■ Given task
In the records below, work out how many lines hold the word "JSON". Report the number alone.

>> begin

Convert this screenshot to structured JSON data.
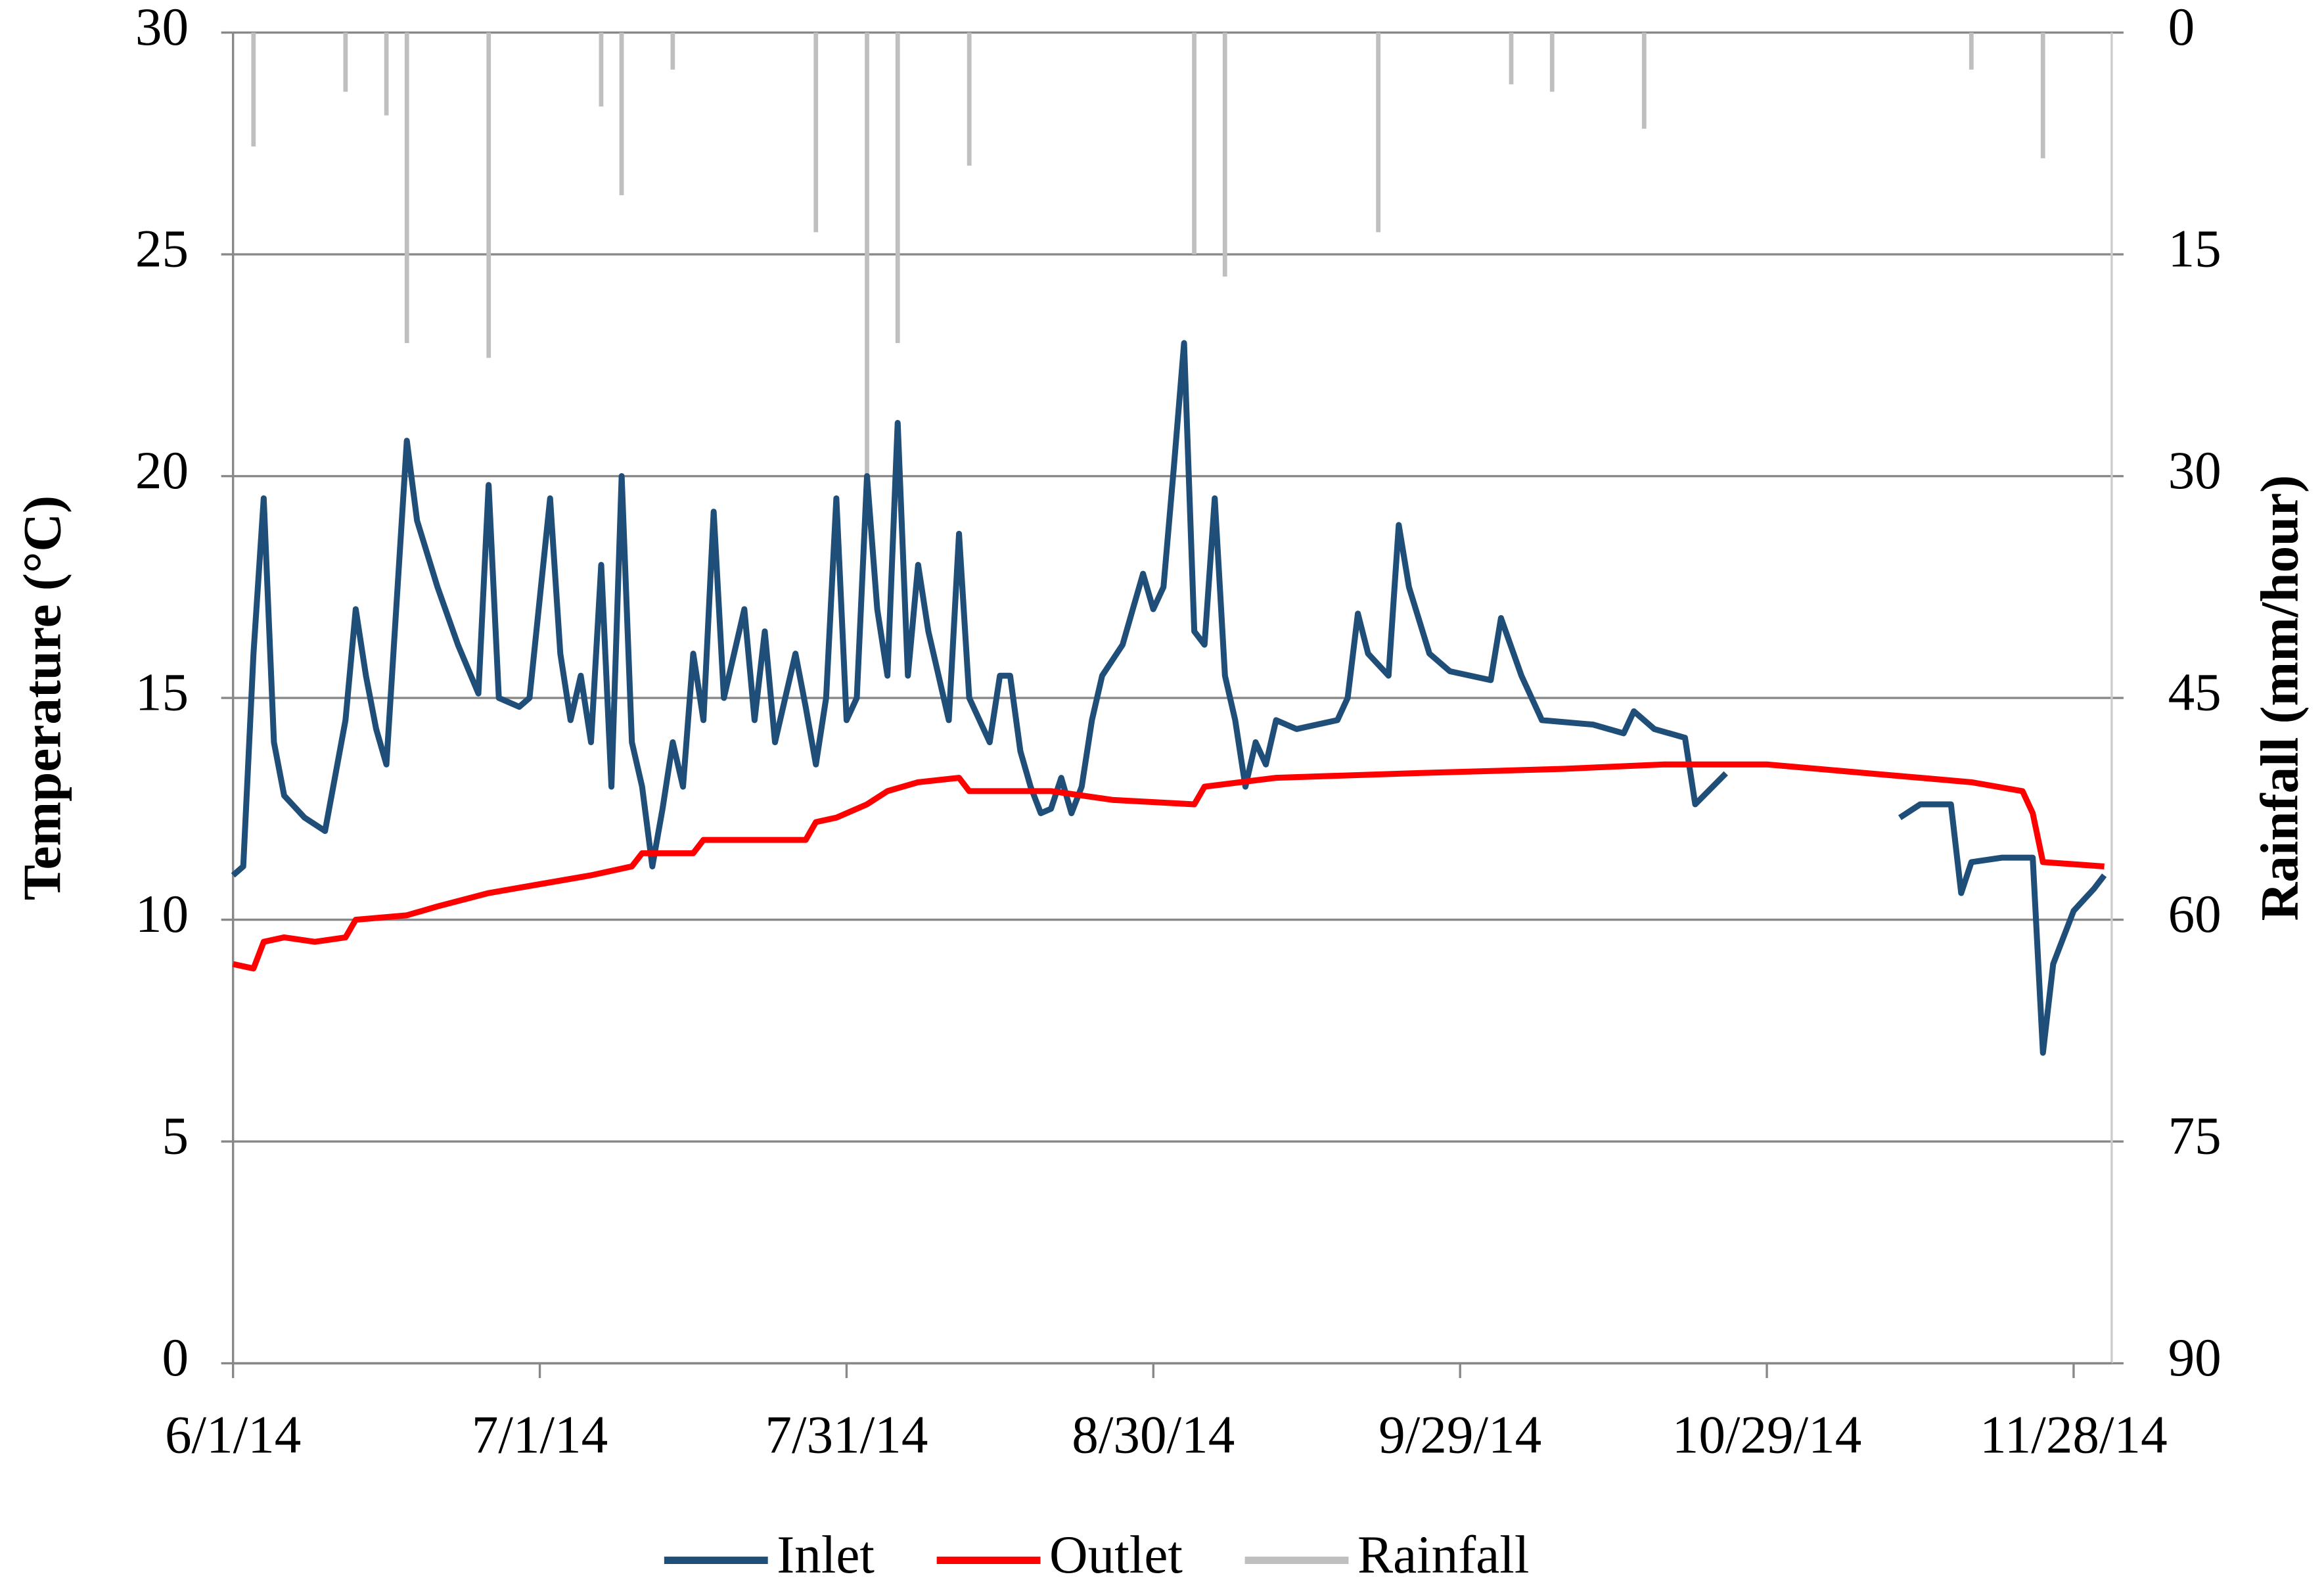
{
  "chart_data": {
    "type": "line",
    "ylabel": "Temperature (°C)",
    "y2label": "Rainfall (mm/hour)",
    "xlim": [
      "6/1/14",
      "12/1/14"
    ],
    "xticks": [
      "6/1/14",
      "7/1/14",
      "7/31/14",
      "8/30/14",
      "9/29/14",
      "10/29/14",
      "11/28/14"
    ],
    "ylim": [
      0,
      30
    ],
    "yticks": [
      0,
      5,
      10,
      15,
      20,
      25,
      30
    ],
    "y2lim": [
      90,
      0
    ],
    "y2ticks": [
      0,
      15,
      30,
      45,
      60,
      75,
      90
    ],
    "grid": true,
    "legend": "bottom",
    "series": [
      {
        "name": "Inlet",
        "color": "#1f4e79",
        "type": "line",
        "x": [
          "6/1/14",
          "6/2/14",
          "6/3/14",
          "6/4/14",
          "6/5/14",
          "6/6/14",
          "6/8/14",
          "6/10/14",
          "6/12/14",
          "6/13/14",
          "6/14/14",
          "6/15/14",
          "6/16/14",
          "6/18/14",
          "6/19/14",
          "6/21/14",
          "6/23/14",
          "6/25/14",
          "6/26/14",
          "6/27/14",
          "6/29/14",
          "6/30/14",
          "7/2/14",
          "7/3/14",
          "7/4/14",
          "7/5/14",
          "7/6/14",
          "7/7/14",
          "7/8/14",
          "7/9/14",
          "7/10/14",
          "7/11/14",
          "7/12/14",
          "7/13/14",
          "7/14/14",
          "7/15/14",
          "7/16/14",
          "7/17/14",
          "7/18/14",
          "7/19/14",
          "7/21/14",
          "7/22/14",
          "7/23/14",
          "7/24/14",
          "7/26/14",
          "7/27/14",
          "7/28/14",
          "7/29/14",
          "7/30/14",
          "7/31/14",
          "8/1/14",
          "8/2/14",
          "8/3/14",
          "8/4/14",
          "8/5/14",
          "8/6/14",
          "8/7/14",
          "8/8/14",
          "8/9/14",
          "8/10/14",
          "8/11/14",
          "8/12/14",
          "8/14/14",
          "8/15/14",
          "8/16/14",
          "8/17/14",
          "8/18/14",
          "8/19/14",
          "8/20/14",
          "8/21/14",
          "8/22/14",
          "8/23/14",
          "8/24/14",
          "8/25/14",
          "8/27/14",
          "8/28/14",
          "8/29/14",
          "8/30/14",
          "8/31/14",
          "9/1/14",
          "9/2/14",
          "9/3/14",
          "9/4/14",
          "9/5/14",
          "9/6/14",
          "9/7/14",
          "9/8/14",
          "9/9/14",
          "9/10/14",
          "9/11/14",
          "9/13/14",
          "9/17/14",
          "9/18/14",
          "9/19/14",
          "9/20/14",
          "9/22/14",
          "9/23/14",
          "9/24/14",
          "9/26/14",
          "9/28/14",
          "10/2/14",
          "10/3/14",
          "10/5/14",
          "10/7/14",
          "10/12/14",
          "10/15/14",
          "10/16/14",
          "10/18/14",
          "10/21/14",
          "10/22/14",
          "10/25/14",
          "11/1/14",
          "11/11/14",
          "11/13/14",
          "11/16/14",
          "11/17/14",
          "11/18/14",
          "11/21/14",
          "11/24/14",
          "11/25/14",
          "11/26/14",
          "11/28/14",
          "11/30/14",
          "12/1/14"
        ],
        "values": [
          11,
          11.2,
          16,
          19.5,
          14,
          12.8,
          12.3,
          12,
          14.5,
          17,
          15.5,
          14.3,
          13.5,
          20.8,
          19,
          17.5,
          16.2,
          15.1,
          19.8,
          15,
          14.8,
          15,
          19.5,
          16,
          14.5,
          15.5,
          14,
          18,
          13,
          20,
          14,
          13,
          11.2,
          12.5,
          14,
          13,
          16,
          14.5,
          19.2,
          15,
          17,
          14.5,
          16.5,
          14,
          16,
          14.8,
          13.5,
          15,
          19.5,
          14.5,
          15,
          20,
          17,
          15.5,
          21.2,
          15.5,
          18,
          16.5,
          15.5,
          14.5,
          18.7,
          15,
          14,
          15.5,
          15.5,
          13.8,
          13,
          12.4,
          12.5,
          13.2,
          12.4,
          13,
          14.5,
          15.5,
          16.2,
          17,
          17.8,
          17,
          17.5,
          20.2,
          23,
          16.5,
          16.2,
          19.5,
          15.5,
          14.5,
          13,
          14,
          13.5,
          14.5,
          14.3,
          14.5,
          15,
          16.9,
          16,
          15.5,
          18.9,
          17.5,
          16,
          15.6,
          15.4,
          16.8,
          15.5,
          14.5,
          14.4,
          14.2,
          14.7,
          14.3,
          14.1,
          12.6,
          13.3,
          null,
          12.3,
          12.6,
          12.6,
          10.6,
          11.3,
          11.4,
          11.4,
          7,
          9,
          10.2,
          10.7,
          11
        ]
      },
      {
        "name": "Outlet",
        "color": "#ff0000",
        "type": "line",
        "x": [
          "6/1/14",
          "6/3/14",
          "6/4/14",
          "6/6/14",
          "6/9/14",
          "6/12/14",
          "6/13/14",
          "6/18/14",
          "6/21/14",
          "6/26/14",
          "7/1/14",
          "7/6/14",
          "7/10/14",
          "7/11/14",
          "7/16/14",
          "7/17/14",
          "7/27/14",
          "7/28/14",
          "7/30/14",
          "8/2/14",
          "8/4/14",
          "8/7/14",
          "8/11/14",
          "8/12/14",
          "8/20/14",
          "8/26/14",
          "9/3/14",
          "9/4/14",
          "9/11/14",
          "9/24/14",
          "10/9/14",
          "10/19/14",
          "10/29/14",
          "11/8/14",
          "11/18/14",
          "11/23/14",
          "11/24/14",
          "11/25/14",
          "12/1/14"
        ],
        "values": [
          9,
          8.9,
          9.5,
          9.6,
          9.5,
          9.6,
          10,
          10.1,
          10.3,
          10.6,
          10.8,
          11,
          11.2,
          11.5,
          11.5,
          11.8,
          11.8,
          12.2,
          12.3,
          12.6,
          12.9,
          13.1,
          13.2,
          12.9,
          12.9,
          12.7,
          12.6,
          13,
          13.2,
          13.3,
          13.4,
          13.5,
          13.5,
          13.3,
          13.1,
          12.9,
          12.4,
          11.3,
          11.2
        ]
      },
      {
        "name": "Rainfall",
        "color": "#bfbfbf",
        "type": "bar",
        "axis": "y2",
        "x": [
          "6/3/14",
          "6/12/14",
          "6/16/14",
          "6/18/14",
          "6/26/14",
          "7/7/14",
          "7/9/14",
          "7/14/14",
          "7/28/14",
          "8/2/14",
          "8/5/14",
          "8/12/14",
          "9/3/14",
          "9/6/14",
          "9/21/14",
          "10/4/14",
          "10/8/14",
          "10/17/14",
          "11/18/14",
          "11/25/14"
        ],
        "values": [
          7.7,
          4,
          5.6,
          21,
          22,
          5,
          11,
          2.5,
          13.5,
          30,
          21,
          9,
          15,
          16.5,
          13.5,
          3.5,
          4,
          6.5,
          2.5,
          8.5
        ]
      }
    ]
  }
}
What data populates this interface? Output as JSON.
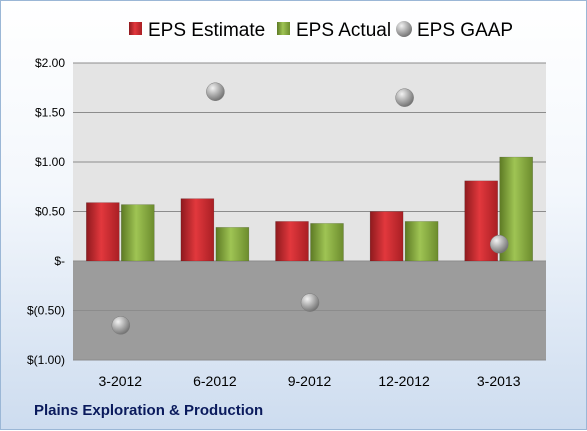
{
  "company_label": "Plains Exploration & Production",
  "colors": {
    "estimate": "#c0262b",
    "actual": "#7e9e3a",
    "gaap": "#a6a6a6",
    "plot_upper": "#e4e4e4",
    "plot_lower": "#9c9c9c",
    "grid": "#8c8c8c"
  },
  "chart_data": {
    "type": "bar",
    "title": "",
    "xlabel": "",
    "ylabel": "",
    "categories": [
      "3-2012",
      "6-2012",
      "9-2012",
      "12-2012",
      "3-2013"
    ],
    "series": [
      {
        "name": "EPS Estimate",
        "kind": "bar",
        "values": [
          0.59,
          0.63,
          0.4,
          0.5,
          0.81
        ]
      },
      {
        "name": "EPS Actual",
        "kind": "bar",
        "values": [
          0.57,
          0.34,
          0.38,
          0.4,
          1.05
        ]
      },
      {
        "name": "EPS GAAP",
        "kind": "marker",
        "values": [
          -0.65,
          1.71,
          -0.42,
          1.65,
          0.17
        ]
      }
    ],
    "ylim": [
      -1.0,
      2.0
    ],
    "yticks": [
      2.0,
      1.5,
      1.0,
      0.5,
      0.0,
      -0.5,
      -1.0
    ],
    "ytick_labels": [
      "$2.00",
      "$1.50",
      "$1.00",
      "$0.50",
      "$-",
      "$(0.50)",
      "$(1.00)"
    ],
    "grid": true,
    "legend_position": "top"
  }
}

>> end

■ Result for this task
2